AIM OF THE TASK. All lines in the entries below that hold "Ihrem" make up the answer.

• • •

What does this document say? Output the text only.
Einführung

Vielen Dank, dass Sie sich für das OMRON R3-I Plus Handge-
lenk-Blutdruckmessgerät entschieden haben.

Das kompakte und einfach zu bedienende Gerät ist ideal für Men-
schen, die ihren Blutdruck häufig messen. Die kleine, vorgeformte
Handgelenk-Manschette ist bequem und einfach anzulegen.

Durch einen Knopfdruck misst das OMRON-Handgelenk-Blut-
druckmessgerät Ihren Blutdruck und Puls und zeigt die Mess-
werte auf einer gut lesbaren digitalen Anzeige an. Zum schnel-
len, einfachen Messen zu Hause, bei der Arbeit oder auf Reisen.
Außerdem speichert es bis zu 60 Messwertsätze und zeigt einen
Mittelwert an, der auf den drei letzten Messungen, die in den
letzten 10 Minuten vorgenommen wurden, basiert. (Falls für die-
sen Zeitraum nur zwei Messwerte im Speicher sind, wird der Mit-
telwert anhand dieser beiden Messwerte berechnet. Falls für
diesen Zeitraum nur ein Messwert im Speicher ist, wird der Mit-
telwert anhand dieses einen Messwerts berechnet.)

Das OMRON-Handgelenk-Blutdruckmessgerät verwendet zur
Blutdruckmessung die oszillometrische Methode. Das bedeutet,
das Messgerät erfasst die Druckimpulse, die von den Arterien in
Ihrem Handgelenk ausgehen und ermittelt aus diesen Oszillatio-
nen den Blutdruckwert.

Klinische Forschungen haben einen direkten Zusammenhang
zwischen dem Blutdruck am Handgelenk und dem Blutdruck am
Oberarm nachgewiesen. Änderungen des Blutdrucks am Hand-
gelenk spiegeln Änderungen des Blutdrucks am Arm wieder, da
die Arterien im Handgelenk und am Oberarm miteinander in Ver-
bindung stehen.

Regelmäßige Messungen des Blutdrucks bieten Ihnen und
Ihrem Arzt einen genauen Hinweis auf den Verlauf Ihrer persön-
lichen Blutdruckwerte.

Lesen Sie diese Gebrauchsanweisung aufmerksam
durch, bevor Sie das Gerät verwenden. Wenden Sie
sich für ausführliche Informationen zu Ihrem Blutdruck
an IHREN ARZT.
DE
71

• • •

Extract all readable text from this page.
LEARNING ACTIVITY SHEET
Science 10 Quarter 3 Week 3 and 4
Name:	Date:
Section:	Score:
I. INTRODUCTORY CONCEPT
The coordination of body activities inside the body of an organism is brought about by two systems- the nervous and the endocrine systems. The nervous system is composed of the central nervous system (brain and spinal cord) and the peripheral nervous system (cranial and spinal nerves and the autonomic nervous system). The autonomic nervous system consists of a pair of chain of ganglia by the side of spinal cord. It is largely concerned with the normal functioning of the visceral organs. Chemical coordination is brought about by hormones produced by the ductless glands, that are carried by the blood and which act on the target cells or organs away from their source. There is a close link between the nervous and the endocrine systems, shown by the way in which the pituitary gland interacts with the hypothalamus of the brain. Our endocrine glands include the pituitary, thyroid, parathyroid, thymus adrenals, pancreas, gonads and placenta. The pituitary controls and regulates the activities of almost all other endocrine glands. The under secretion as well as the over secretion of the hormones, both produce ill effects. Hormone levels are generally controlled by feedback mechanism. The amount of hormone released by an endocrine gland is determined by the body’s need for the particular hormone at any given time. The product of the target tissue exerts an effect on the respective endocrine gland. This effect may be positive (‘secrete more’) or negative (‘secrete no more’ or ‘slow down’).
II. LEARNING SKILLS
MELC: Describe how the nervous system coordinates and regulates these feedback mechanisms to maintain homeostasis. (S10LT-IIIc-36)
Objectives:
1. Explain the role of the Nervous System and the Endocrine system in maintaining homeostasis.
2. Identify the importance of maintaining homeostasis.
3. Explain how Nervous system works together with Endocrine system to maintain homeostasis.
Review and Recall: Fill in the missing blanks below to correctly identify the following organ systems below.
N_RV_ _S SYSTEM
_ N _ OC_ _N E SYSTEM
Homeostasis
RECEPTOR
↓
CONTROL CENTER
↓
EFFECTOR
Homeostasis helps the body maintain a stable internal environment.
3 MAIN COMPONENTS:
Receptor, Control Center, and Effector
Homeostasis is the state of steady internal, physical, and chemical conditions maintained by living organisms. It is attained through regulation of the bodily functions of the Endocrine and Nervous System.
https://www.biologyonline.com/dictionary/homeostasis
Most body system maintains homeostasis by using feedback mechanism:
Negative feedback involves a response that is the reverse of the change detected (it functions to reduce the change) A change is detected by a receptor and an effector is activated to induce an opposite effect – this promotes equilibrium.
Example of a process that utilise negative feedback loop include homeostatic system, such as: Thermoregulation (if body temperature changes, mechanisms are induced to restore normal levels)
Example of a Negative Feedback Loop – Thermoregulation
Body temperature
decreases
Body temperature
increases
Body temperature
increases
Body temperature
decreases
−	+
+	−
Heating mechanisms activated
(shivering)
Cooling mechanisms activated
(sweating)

• • •

WRITTEN RESPONSE.
Ihrem Handgelenk ausgehen und ermittelt aus diesen Oszillatio-
Ihrem Arzt einen genauen Hinweis auf den Verlauf Ihrer persön-
sich für ausführliche Informationen zu Ihrem Blutdruck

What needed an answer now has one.